### SET TASK
Gather every line that includes the word "Полушкина", please.

### RECORDS FOR THIS EXERCISE
- - - - -

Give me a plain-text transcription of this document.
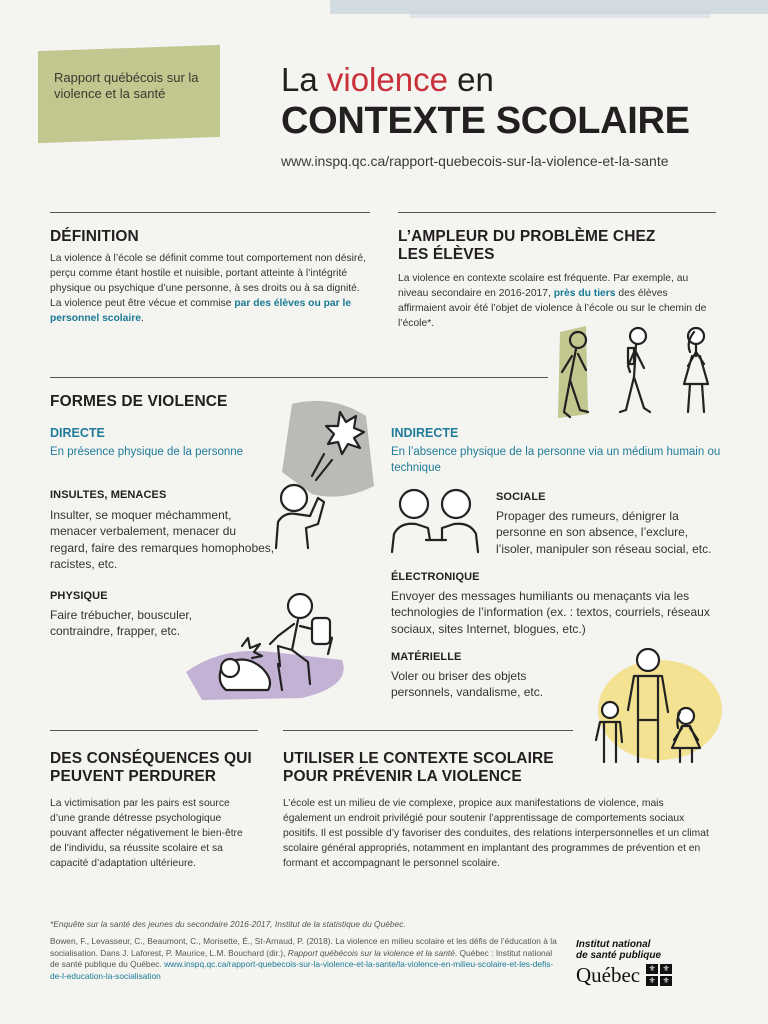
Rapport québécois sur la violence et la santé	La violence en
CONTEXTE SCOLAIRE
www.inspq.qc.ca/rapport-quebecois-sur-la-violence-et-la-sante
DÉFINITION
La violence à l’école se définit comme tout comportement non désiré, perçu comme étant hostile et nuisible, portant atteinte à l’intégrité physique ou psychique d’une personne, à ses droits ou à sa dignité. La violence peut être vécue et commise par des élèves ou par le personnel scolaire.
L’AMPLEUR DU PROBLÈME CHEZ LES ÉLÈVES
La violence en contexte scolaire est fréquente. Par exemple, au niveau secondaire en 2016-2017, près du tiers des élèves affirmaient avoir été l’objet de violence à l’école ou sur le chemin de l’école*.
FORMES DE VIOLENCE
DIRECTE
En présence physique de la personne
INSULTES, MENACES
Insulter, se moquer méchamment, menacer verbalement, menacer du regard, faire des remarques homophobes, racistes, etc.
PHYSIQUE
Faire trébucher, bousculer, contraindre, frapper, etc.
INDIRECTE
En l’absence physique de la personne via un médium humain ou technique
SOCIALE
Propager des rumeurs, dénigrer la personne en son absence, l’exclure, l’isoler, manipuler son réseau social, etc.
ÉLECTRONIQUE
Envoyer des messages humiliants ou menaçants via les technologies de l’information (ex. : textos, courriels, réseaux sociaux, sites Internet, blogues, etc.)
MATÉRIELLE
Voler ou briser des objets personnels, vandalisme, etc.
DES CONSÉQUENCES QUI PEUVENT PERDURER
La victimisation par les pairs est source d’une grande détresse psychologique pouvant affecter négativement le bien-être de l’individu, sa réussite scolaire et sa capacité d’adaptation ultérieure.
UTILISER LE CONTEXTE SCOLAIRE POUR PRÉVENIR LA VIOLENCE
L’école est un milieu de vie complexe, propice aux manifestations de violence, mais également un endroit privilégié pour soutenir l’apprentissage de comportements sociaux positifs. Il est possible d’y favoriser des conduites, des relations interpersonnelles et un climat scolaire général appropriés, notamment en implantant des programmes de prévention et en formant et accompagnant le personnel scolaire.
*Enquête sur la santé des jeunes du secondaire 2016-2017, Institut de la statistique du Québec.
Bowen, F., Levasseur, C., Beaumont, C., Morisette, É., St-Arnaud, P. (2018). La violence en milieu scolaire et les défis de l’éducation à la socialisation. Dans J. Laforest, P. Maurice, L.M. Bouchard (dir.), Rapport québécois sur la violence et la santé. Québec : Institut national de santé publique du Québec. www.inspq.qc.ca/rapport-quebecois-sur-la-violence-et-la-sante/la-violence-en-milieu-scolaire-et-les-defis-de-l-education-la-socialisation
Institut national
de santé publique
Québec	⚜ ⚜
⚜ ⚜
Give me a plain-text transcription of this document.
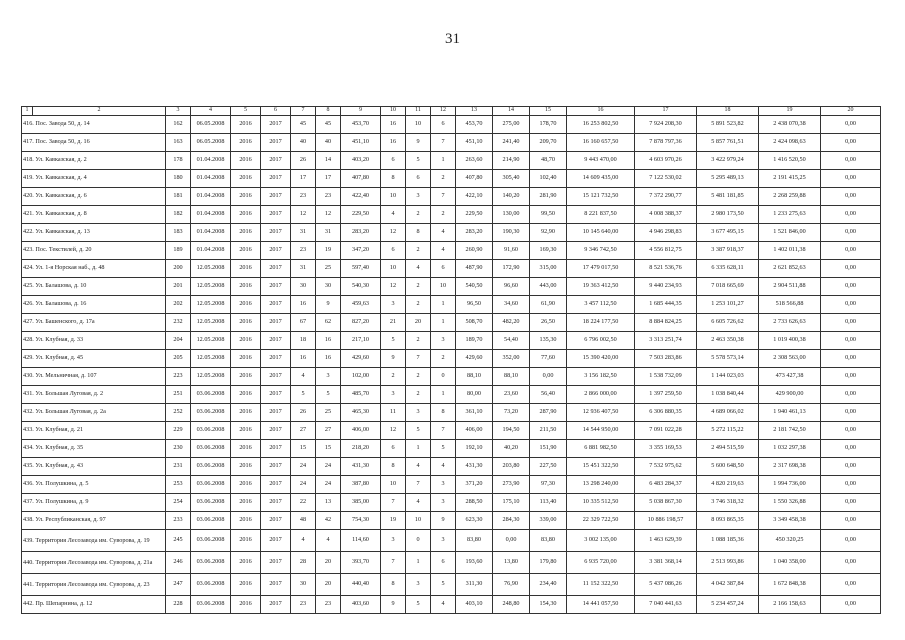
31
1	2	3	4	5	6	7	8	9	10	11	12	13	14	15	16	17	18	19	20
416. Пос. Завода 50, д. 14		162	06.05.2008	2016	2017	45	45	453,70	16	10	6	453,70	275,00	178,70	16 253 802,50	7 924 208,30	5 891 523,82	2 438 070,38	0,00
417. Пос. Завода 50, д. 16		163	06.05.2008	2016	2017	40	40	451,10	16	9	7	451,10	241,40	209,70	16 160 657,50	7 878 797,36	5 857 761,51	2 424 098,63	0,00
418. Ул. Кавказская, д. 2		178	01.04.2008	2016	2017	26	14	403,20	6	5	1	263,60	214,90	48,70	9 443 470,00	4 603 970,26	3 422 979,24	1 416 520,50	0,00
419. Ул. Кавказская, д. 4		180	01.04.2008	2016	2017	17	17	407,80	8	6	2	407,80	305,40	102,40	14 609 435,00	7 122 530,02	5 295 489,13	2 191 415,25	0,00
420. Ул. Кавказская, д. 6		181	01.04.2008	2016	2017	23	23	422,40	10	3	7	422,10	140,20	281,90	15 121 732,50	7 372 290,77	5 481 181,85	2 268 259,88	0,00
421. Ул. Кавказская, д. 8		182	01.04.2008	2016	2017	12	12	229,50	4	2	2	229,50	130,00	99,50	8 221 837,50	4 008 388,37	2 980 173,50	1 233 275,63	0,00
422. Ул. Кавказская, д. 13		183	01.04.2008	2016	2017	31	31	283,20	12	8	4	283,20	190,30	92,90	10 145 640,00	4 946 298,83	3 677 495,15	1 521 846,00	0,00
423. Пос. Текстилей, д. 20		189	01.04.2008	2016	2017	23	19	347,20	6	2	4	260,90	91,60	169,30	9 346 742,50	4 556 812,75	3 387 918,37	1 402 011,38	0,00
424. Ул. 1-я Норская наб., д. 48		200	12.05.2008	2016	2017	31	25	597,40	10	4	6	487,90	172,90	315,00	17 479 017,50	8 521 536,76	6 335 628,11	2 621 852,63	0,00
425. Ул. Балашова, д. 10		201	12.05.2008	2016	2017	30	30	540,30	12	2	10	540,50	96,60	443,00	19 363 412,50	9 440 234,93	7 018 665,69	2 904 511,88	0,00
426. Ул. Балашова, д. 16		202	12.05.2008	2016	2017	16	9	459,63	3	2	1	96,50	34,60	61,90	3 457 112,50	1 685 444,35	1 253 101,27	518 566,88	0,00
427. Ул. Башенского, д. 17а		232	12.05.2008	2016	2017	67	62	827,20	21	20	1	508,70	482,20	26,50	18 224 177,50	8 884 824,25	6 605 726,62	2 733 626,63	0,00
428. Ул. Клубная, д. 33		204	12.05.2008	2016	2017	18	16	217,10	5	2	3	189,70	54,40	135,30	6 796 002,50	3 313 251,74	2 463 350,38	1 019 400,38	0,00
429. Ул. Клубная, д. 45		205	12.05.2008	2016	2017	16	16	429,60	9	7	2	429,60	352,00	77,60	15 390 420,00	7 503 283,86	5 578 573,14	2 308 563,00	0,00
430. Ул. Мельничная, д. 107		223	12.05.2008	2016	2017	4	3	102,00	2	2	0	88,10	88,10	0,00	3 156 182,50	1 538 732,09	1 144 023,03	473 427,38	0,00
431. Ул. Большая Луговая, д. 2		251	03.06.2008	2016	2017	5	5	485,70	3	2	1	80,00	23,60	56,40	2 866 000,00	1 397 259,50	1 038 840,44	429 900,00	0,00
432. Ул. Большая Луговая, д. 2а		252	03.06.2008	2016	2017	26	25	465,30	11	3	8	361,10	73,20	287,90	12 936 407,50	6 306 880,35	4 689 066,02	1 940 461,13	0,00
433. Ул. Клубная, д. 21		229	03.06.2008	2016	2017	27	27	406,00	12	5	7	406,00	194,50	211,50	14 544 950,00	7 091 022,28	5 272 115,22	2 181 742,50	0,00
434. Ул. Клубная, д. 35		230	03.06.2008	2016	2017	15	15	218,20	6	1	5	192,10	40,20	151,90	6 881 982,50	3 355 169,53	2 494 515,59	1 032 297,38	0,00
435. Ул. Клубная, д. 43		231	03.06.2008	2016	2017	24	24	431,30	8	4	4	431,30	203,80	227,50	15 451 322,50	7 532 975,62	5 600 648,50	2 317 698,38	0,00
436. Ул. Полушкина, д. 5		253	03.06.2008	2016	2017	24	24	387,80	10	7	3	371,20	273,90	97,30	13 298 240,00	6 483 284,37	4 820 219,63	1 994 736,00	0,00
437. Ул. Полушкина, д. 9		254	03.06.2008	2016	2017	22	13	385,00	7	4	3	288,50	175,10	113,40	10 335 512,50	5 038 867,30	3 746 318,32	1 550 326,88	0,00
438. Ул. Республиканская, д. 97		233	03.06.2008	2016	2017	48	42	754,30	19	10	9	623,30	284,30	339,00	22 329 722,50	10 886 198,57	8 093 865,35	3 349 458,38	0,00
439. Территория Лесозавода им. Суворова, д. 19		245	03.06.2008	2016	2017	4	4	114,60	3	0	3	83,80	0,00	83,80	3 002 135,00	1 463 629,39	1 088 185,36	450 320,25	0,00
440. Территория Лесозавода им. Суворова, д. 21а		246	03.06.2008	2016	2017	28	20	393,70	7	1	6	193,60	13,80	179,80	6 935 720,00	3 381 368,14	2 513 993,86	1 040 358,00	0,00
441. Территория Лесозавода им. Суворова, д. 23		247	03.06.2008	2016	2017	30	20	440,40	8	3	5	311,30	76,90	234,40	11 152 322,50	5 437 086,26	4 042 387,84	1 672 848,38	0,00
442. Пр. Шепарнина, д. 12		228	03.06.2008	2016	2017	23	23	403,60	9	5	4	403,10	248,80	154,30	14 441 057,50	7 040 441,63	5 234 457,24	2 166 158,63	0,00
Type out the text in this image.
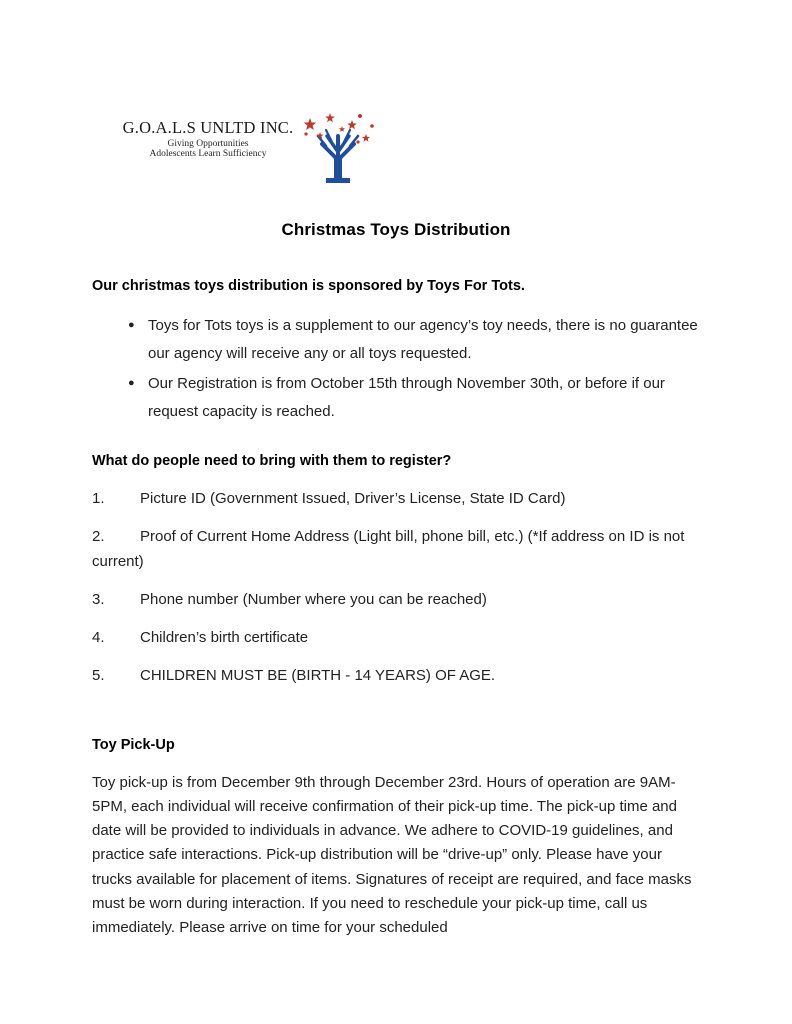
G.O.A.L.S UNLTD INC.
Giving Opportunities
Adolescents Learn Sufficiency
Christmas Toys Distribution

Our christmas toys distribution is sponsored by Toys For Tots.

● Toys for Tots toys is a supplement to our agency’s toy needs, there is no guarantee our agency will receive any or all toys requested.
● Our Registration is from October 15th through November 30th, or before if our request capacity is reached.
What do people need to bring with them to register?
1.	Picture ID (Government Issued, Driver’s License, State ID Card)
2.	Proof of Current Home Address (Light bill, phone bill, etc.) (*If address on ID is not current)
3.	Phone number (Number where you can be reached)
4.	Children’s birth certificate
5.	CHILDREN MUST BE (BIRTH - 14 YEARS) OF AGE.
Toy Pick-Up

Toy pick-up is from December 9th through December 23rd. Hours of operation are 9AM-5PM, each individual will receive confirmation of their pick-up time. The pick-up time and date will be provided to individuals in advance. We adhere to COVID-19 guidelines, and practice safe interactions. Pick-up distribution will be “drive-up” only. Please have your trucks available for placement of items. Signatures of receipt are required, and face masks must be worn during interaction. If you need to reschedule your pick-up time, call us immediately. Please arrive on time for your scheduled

- - - - -

### SOLUTION TO THIS PROBLEM
436. Ул. Полушкина, д. 5		253	03.06.2008	2016	2017	24	24	387,80	10	7	3	371,20	273,90	97,30	13 298 240,00	6 483 284,37	4 820 219,63	1 994 736,00	0,00
437. Ул. Полушкина, д. 9		254	03.06.2008	2016	2017	22	13	385,00	7	4	3	288,50	175,10	113,40	10 335 512,50	5 038 867,30	3 746 318,32	1 550 326,88	0,00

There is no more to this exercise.